EXERCISE INSTRUCTIONS >>
Copy each line that holds "collaborative".

[Figure collection entries]
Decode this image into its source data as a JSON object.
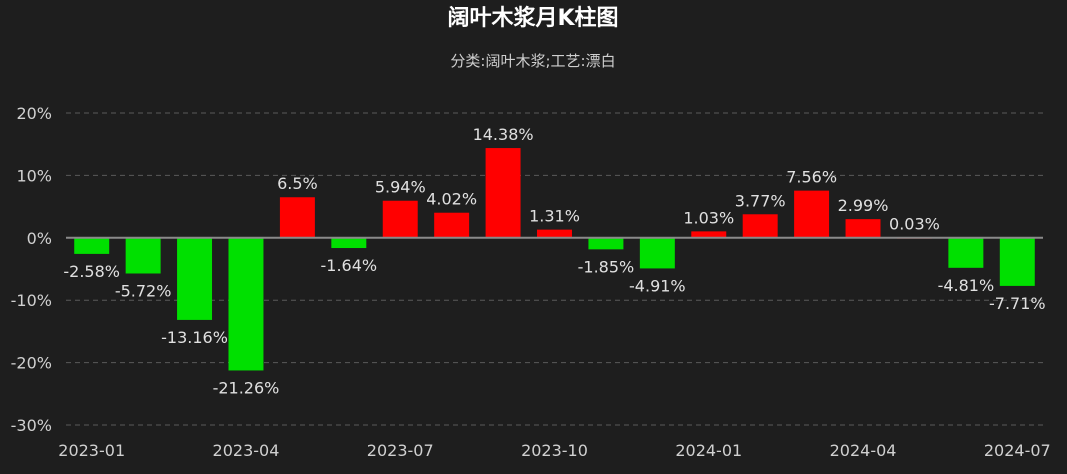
{
  "chart_data": {
    "type": "bar",
    "title": "阔叶木浆月K柱图",
    "subtitle": "分类:阔叶木浆;工艺:漂白",
    "categories": [
      "2023-01",
      "2023-02",
      "2023-03",
      "2023-04",
      "2023-05",
      "2023-06",
      "2023-07",
      "2023-08",
      "2023-09",
      "2023-10",
      "2023-11",
      "2023-12",
      "2024-01",
      "2024-02",
      "2024-03",
      "2024-04",
      "2024-05",
      "2024-06",
      "2024-07"
    ],
    "values": [
      -2.58,
      -5.72,
      -13.16,
      -21.26,
      6.5,
      -1.64,
      5.94,
      4.02,
      14.38,
      1.31,
      -1.85,
      -4.91,
      1.03,
      3.77,
      7.56,
      2.99,
      0.03,
      -4.81,
      -7.71
    ],
    "value_labels": [
      "-2.58%",
      "-5.72%",
      "-13.16%",
      "-21.26%",
      "6.5%",
      "-1.64%",
      "5.94%",
      "4.02%",
      "14.38%",
      "1.31%",
      "-1.85%",
      "-4.91%",
      "1.03%",
      "3.77%",
      "7.56%",
      "2.99%",
      "0.03%",
      "-4.81%",
      "-7.71%"
    ],
    "x_tick_labels": [
      "2023-01",
      "2023-04",
      "2023-07",
      "2023-10",
      "2024-01",
      "2024-04",
      "2024-07"
    ],
    "x_tick_indices": [
      0,
      3,
      6,
      9,
      12,
      15,
      18
    ],
    "y_ticks": [
      20,
      10,
      0,
      -10,
      -20,
      -30
    ],
    "y_tick_labels": [
      "20%",
      "10%",
      "0%",
      "-10%",
      "-20%",
      "-30%"
    ],
    "ylim": [
      -30,
      20
    ],
    "xlabel": "",
    "ylabel": "",
    "grid": true,
    "colors": {
      "positive": "#ff0000",
      "negative": "#00e000",
      "background": "#1e1e1e"
    }
  }
}
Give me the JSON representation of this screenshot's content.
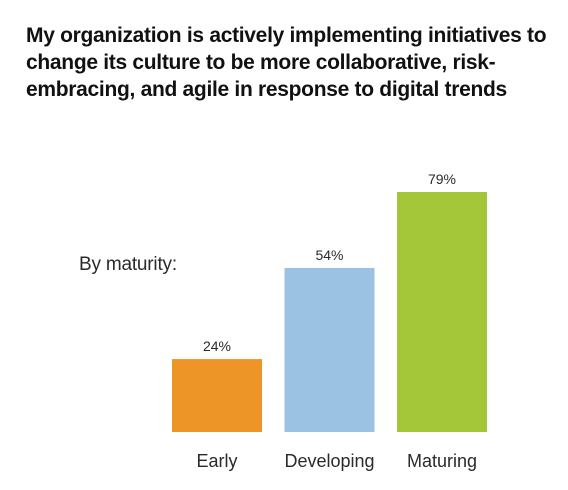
{
  "title": "My organization is actively implementing initiatives to change its culture to be more collaborative, risk-embracing, and agile in response to digital trends",
  "group_label": "By maturity:",
  "colors": {
    "Early": "#ED9526",
    "Developing": "#9CC2E3",
    "Maturing": "#A4C639"
  },
  "chart_data": {
    "type": "bar",
    "title": "My organization is actively implementing initiatives to change its culture to be more collaborative, risk-embracing, and agile in response to digital trends",
    "categories": [
      "Early",
      "Developing",
      "Maturing"
    ],
    "values": [
      24,
      54,
      79
    ],
    "value_labels": [
      "24%",
      "54%",
      "79%"
    ],
    "unit": "%",
    "xlabel": "",
    "ylabel": "",
    "ylim": [
      0,
      100
    ],
    "grid": false,
    "legend": "none"
  }
}
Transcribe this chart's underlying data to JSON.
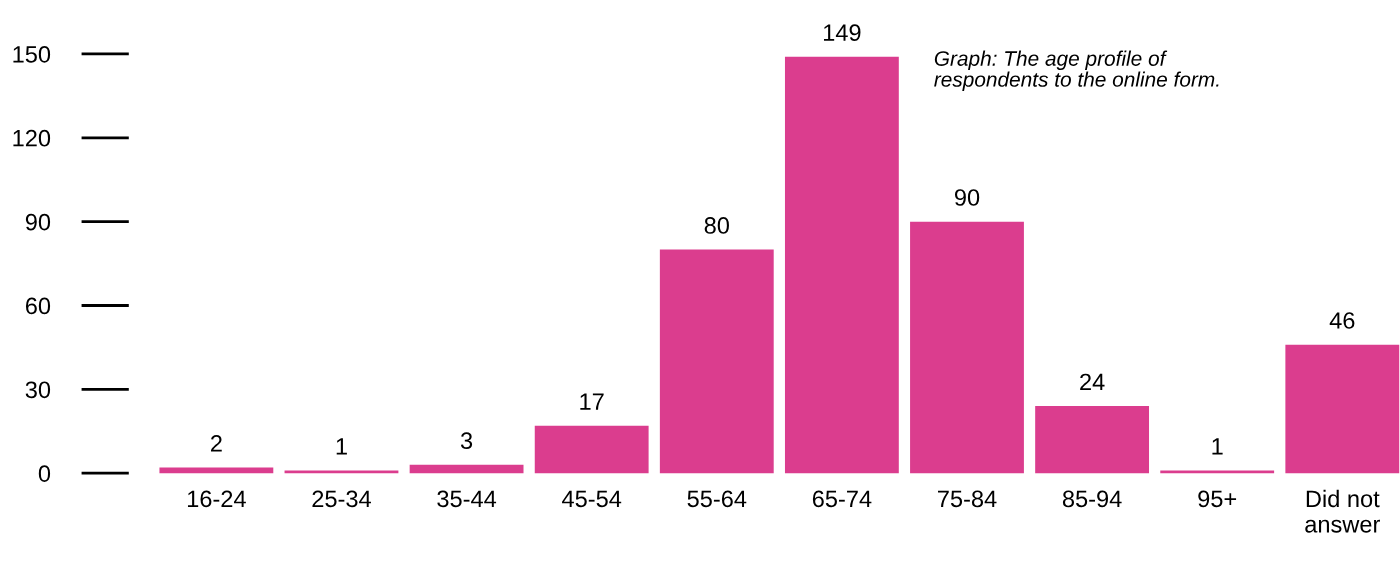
{
  "chart_data": {
    "type": "bar",
    "categories": [
      "16-24",
      "25-34",
      "35-44",
      "45-54",
      "55-64",
      "65-74",
      "75-84",
      "85-94",
      "95+",
      "Did not\nanswer"
    ],
    "values": [
      2,
      1,
      3,
      17,
      80,
      149,
      90,
      24,
      1,
      46
    ],
    "color": "#db3d8e",
    "ylim": [
      0,
      150
    ],
    "yticks": [
      0,
      30,
      60,
      90,
      120,
      150
    ],
    "data_labels": true,
    "grid": false,
    "legend": false,
    "annotations": [
      "Graph: The age profile of\nrespondents to the online form."
    ]
  }
}
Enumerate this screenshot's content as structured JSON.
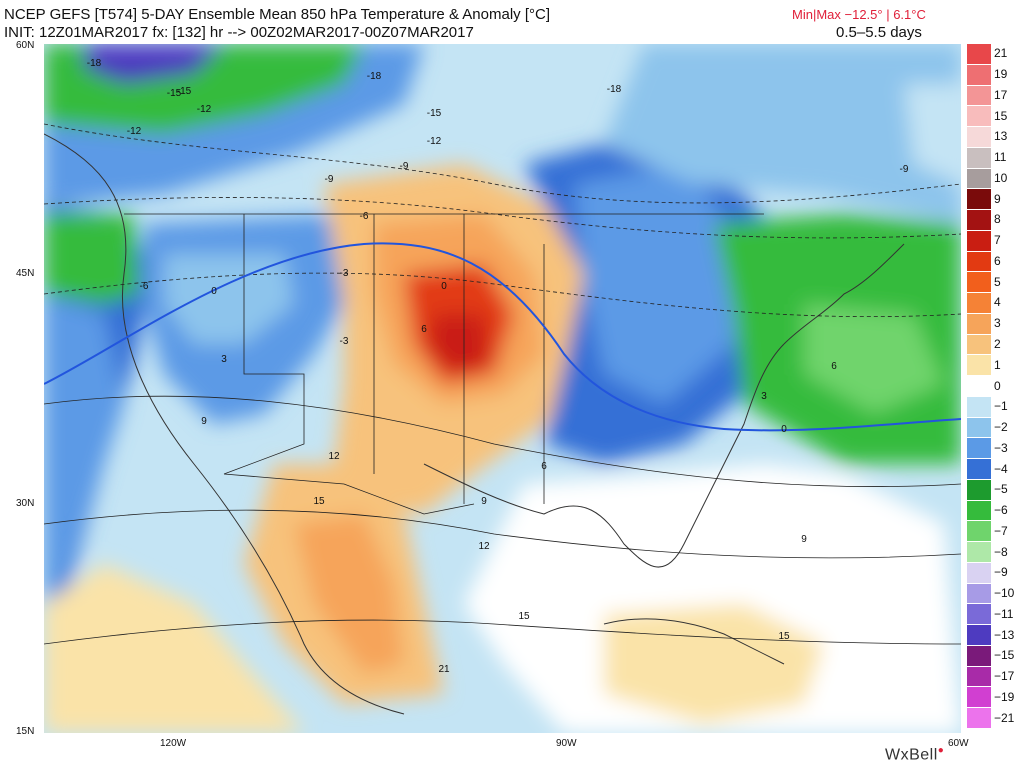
{
  "header": {
    "line1_left": "NCEP GEFS [T574] 5-DAY Ensemble Mean 850 hPa Temperature & Anomaly [°C]",
    "line1_right": "Min|Max −12.5° | 6.1°C",
    "line2_left": "INIT: 12Z01MAR2017 fx: [132] hr --> 00Z02MAR2017-00Z07MAR2017",
    "line2_right": "0.5–5.5 days"
  },
  "axes": {
    "lat_labels": [
      "60N",
      "45N",
      "30N",
      "15N"
    ],
    "lon_labels": [
      "120W",
      "90W",
      "60W"
    ]
  },
  "colorbar": {
    "labels": [
      "21",
      "19",
      "17",
      "15",
      "13",
      "11",
      "10",
      "9",
      "8",
      "7",
      "6",
      "5",
      "4",
      "3",
      "2",
      "1",
      "0",
      "−1",
      "−2",
      "−3",
      "−4",
      "−5",
      "−6",
      "−7",
      "−8",
      "−9",
      "−10",
      "−11",
      "−13",
      "−15",
      "−17",
      "−19",
      "−21"
    ],
    "colors": [
      "#e8474a",
      "#ee6f72",
      "#f39596",
      "#f8bcbc",
      "#f6d9d9",
      "#c9bfbf",
      "#a79d9d",
      "#7a0b0b",
      "#a31212",
      "#c91e12",
      "#e23a12",
      "#f25f1c",
      "#f58236",
      "#f6a45a",
      "#f7c27c",
      "#fae3a8",
      "#ffffff",
      "#c4e4f4",
      "#8dc4ec",
      "#5b9ae6",
      "#3570d6",
      "#1d9b2e",
      "#35bb3c",
      "#6fd46c",
      "#aee8a8",
      "#d9d2f2",
      "#a79be6",
      "#7a6ad8",
      "#4e3bc0",
      "#7a1a7a",
      "#a82ba8",
      "#d13fd1",
      "#ec73ec"
    ]
  },
  "contour_labels": [
    "-18",
    "-18",
    "-18",
    "-15",
    "-15",
    "-15",
    "-12",
    "-12",
    "-12",
    "-9",
    "-9",
    "-9",
    "-6",
    "-6",
    "-3",
    "-3",
    "0",
    "0",
    "0",
    "3",
    "3",
    "6",
    "6",
    "6",
    "9",
    "9",
    "9",
    "12",
    "12",
    "15",
    "15",
    "15",
    "21"
  ],
  "brand": {
    "name": "WxBell"
  }
}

REPLY >>
  "title": "My organization is actively implementing initiatives to change its culture to be more collaborative, risk-embracing, and agile in response to digital trends",
    "title": "My organization is actively implementing initiatives to change its culture to be more collaborative, risk-embracing, and agile in response to digital trends",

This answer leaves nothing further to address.